## Directive
Scan the records for the line containing "Output the text content of this document."; extract it and all later lines, verbatim, through the end, and nothing before it.
===== Data for the task
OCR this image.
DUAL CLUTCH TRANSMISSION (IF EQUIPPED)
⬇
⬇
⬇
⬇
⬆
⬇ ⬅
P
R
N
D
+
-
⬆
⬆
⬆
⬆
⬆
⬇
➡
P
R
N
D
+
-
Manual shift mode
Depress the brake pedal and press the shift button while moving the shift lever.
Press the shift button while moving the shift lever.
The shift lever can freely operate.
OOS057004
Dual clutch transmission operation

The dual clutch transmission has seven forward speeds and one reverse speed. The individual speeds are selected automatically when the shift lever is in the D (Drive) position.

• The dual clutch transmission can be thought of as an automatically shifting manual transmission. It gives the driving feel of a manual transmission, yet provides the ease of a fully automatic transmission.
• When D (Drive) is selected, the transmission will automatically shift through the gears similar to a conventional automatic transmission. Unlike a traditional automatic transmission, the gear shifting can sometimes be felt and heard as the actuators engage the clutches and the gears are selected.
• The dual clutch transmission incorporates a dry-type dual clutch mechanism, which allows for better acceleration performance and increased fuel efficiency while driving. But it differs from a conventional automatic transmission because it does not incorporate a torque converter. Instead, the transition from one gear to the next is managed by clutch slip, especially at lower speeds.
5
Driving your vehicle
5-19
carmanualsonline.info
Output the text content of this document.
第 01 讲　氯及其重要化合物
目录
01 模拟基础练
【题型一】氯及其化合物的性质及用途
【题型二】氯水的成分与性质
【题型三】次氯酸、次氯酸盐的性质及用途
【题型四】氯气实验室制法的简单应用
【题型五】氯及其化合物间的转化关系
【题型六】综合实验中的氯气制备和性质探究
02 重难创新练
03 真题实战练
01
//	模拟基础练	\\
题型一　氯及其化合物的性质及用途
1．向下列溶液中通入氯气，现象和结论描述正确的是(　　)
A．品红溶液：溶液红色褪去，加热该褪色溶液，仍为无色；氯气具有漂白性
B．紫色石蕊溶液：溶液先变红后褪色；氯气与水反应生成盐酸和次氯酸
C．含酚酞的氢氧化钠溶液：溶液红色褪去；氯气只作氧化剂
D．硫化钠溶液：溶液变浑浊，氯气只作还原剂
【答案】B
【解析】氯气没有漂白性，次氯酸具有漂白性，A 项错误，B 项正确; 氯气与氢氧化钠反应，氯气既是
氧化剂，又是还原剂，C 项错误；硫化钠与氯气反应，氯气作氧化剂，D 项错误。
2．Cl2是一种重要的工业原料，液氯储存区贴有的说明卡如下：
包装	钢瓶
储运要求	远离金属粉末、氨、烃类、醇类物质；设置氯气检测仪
==========
## Exercise solution
Output the text content of this document.
第 01 讲　氯及其重要化合物
目录
01 模拟基础练
【题型一】氯及其化合物的性质及用途
【题型二】氯水的成分与性质
【题型三】次氯酸、次氯酸盐的性质及用途
【题型四】氯气实验室制法的简单应用
【题型五】氯及其化合物间的转化关系
【题型六】综合实验中的氯气制备和性质探究
02 重难创新练
03 真题实战练
01
//	模拟基础练	\\
题型一　氯及其化合物的性质及用途
1．向下列溶液中通入氯气，现象和结论描述正确的是(　　)
A．品红溶液：溶液红色褪去，加热该褪色溶液，仍为无色；氯气具有漂白性
B．紫色石蕊溶液：溶液先变红后褪色；氯气与水反应生成盐酸和次氯酸
C．含酚酞的氢氧化钠溶液：溶液红色褪去；氯气只作氧化剂
D．硫化钠溶液：溶液变浑浊，氯气只作还原剂
【答案】B
【解析】氯气没有漂白性，次氯酸具有漂白性，A 项错误，B 项正确; 氯气与氢氧化钠反应，氯气既是
氧化剂，又是还原剂，C 项错误；硫化钠与氯气反应，氯气作氧化剂，D 项错误。
2．Cl2是一种重要的工业原料，液氯储存区贴有的说明卡如下：
包装	钢瓶
储运要求	远离金属粉末、氨、烃类、醇类物质；设置氯气检测仪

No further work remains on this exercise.